▶ [What you have to do] Return the lines of the records, character for character, from the first line through the line containing "colorbar-tick-label: 2: [188, 281, 196, 295]".
___ Material provided ___
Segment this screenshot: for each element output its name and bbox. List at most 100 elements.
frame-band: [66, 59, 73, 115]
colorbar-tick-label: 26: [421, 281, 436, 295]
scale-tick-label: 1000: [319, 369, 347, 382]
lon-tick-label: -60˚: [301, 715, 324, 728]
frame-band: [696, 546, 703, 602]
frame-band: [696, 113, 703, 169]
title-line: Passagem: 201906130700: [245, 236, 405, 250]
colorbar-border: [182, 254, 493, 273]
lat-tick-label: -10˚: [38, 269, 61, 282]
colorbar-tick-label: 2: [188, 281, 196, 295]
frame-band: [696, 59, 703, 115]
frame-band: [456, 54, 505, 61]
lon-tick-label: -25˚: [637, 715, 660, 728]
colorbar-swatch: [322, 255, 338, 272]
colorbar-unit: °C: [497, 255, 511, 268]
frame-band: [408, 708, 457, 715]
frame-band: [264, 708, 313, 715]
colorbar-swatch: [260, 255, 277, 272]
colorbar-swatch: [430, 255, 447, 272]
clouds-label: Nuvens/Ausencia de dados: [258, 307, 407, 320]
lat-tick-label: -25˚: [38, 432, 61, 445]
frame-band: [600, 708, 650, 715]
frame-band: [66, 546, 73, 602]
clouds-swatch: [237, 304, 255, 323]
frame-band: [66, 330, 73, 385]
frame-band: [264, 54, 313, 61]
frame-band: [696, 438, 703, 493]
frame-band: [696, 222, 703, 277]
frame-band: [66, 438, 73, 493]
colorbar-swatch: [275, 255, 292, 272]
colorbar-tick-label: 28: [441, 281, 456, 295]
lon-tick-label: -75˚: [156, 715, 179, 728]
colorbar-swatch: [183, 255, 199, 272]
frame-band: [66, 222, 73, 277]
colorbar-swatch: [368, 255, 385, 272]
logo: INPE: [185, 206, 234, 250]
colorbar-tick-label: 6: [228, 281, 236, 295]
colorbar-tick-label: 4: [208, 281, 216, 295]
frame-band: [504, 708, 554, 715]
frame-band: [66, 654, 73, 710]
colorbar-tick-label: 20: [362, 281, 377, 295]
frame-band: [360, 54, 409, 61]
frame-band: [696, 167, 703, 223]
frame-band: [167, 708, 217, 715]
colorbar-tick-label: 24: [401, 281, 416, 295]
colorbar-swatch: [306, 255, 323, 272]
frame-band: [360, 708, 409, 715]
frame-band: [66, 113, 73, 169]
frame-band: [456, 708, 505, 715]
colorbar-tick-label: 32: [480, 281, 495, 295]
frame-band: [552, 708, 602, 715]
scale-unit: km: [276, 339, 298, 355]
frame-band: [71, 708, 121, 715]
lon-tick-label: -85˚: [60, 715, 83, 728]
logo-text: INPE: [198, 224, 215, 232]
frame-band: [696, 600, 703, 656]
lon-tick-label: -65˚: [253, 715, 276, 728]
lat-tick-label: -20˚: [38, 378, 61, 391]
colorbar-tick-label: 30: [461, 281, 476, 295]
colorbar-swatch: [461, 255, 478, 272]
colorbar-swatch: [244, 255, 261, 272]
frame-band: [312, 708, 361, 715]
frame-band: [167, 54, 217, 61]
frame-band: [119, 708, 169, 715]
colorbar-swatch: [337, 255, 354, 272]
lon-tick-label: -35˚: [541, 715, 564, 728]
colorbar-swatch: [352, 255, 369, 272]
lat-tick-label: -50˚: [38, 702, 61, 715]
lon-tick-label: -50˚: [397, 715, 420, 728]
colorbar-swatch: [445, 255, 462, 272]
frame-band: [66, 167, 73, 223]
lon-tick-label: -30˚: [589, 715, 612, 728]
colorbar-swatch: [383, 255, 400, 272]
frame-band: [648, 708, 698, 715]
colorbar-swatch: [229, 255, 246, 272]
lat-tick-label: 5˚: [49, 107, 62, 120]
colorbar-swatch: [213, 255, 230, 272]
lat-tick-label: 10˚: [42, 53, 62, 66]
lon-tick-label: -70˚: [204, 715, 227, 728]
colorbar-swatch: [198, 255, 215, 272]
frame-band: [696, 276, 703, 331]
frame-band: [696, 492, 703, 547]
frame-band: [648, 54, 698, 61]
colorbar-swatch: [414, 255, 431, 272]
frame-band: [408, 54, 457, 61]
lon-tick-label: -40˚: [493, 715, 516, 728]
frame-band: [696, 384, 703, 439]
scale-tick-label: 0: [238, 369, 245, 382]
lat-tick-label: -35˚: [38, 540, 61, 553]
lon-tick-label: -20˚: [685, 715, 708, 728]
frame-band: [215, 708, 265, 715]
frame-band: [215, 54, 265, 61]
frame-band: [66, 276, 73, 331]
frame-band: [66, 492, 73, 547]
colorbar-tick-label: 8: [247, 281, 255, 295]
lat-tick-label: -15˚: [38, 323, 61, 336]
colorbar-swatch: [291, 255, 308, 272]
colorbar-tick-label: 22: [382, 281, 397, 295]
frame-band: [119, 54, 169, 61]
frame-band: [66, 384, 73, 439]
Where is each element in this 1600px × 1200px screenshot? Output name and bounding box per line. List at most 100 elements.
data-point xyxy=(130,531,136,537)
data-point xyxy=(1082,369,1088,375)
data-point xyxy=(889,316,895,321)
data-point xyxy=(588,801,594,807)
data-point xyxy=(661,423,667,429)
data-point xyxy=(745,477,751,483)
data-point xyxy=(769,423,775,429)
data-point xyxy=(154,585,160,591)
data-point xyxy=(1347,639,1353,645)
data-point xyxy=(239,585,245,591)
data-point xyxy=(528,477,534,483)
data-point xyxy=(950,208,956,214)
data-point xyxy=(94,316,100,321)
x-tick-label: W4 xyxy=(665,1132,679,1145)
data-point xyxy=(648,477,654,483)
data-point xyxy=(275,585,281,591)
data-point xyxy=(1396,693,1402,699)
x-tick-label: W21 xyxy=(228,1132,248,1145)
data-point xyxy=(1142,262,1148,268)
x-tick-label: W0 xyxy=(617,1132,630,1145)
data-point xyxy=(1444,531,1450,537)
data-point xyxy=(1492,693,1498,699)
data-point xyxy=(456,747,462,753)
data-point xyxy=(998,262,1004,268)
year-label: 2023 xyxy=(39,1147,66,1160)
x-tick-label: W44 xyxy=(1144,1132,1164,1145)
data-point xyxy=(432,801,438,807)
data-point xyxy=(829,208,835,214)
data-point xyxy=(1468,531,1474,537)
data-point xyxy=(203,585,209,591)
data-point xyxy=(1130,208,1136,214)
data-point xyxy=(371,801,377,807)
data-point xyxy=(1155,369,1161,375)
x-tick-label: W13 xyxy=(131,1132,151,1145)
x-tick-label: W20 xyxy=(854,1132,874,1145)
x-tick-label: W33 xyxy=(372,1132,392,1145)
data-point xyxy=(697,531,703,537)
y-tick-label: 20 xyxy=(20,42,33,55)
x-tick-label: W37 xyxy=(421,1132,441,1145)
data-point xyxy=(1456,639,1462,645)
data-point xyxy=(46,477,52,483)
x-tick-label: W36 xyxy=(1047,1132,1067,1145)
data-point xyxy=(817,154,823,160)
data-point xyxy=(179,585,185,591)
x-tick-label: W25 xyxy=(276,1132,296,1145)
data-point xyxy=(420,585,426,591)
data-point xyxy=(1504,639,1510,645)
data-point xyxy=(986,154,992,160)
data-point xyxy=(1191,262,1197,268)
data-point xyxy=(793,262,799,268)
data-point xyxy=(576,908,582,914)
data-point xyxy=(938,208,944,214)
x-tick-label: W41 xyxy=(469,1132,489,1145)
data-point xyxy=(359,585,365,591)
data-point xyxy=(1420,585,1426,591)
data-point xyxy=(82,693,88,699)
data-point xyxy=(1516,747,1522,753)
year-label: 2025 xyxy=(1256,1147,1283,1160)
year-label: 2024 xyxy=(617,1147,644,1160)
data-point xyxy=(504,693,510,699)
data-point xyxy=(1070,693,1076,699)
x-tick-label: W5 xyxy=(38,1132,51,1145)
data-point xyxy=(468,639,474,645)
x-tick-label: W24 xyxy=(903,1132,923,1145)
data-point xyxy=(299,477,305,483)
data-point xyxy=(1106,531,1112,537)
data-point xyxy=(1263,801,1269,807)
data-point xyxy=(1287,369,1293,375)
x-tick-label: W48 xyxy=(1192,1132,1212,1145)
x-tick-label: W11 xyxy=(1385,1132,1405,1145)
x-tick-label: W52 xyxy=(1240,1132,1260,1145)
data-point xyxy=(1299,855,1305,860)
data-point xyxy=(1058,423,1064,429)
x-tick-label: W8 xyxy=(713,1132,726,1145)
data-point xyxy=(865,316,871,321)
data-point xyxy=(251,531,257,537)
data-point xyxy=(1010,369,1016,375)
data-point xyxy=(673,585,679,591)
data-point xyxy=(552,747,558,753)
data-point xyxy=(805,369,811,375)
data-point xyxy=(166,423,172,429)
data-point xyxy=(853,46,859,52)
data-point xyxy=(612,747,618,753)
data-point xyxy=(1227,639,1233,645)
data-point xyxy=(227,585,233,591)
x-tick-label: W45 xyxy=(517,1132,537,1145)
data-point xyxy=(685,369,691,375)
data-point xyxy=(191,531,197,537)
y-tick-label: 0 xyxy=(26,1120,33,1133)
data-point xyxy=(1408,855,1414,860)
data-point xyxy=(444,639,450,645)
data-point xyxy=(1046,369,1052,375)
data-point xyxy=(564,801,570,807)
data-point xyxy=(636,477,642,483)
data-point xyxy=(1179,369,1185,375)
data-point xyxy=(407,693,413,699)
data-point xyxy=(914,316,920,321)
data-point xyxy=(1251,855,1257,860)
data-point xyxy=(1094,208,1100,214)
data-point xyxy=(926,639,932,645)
___
▶ [Answer to the exercise]
Segment this screenshot: for each element output its name and bbox. List at most 100 elements.
frame-band: [66, 59, 73, 115]
colorbar-tick-label: 26: [421, 281, 436, 295]
scale-tick-label: 1000: [319, 369, 347, 382]
lon-tick-label: -60˚: [301, 715, 324, 728]
frame-band: [696, 546, 703, 602]
frame-band: [696, 113, 703, 169]
title-line: Passagem: 201906130700: [245, 236, 405, 250]
colorbar-border: [182, 254, 493, 273]
lat-tick-label: -10˚: [38, 269, 61, 282]
colorbar-tick-label: 2: [188, 281, 196, 295]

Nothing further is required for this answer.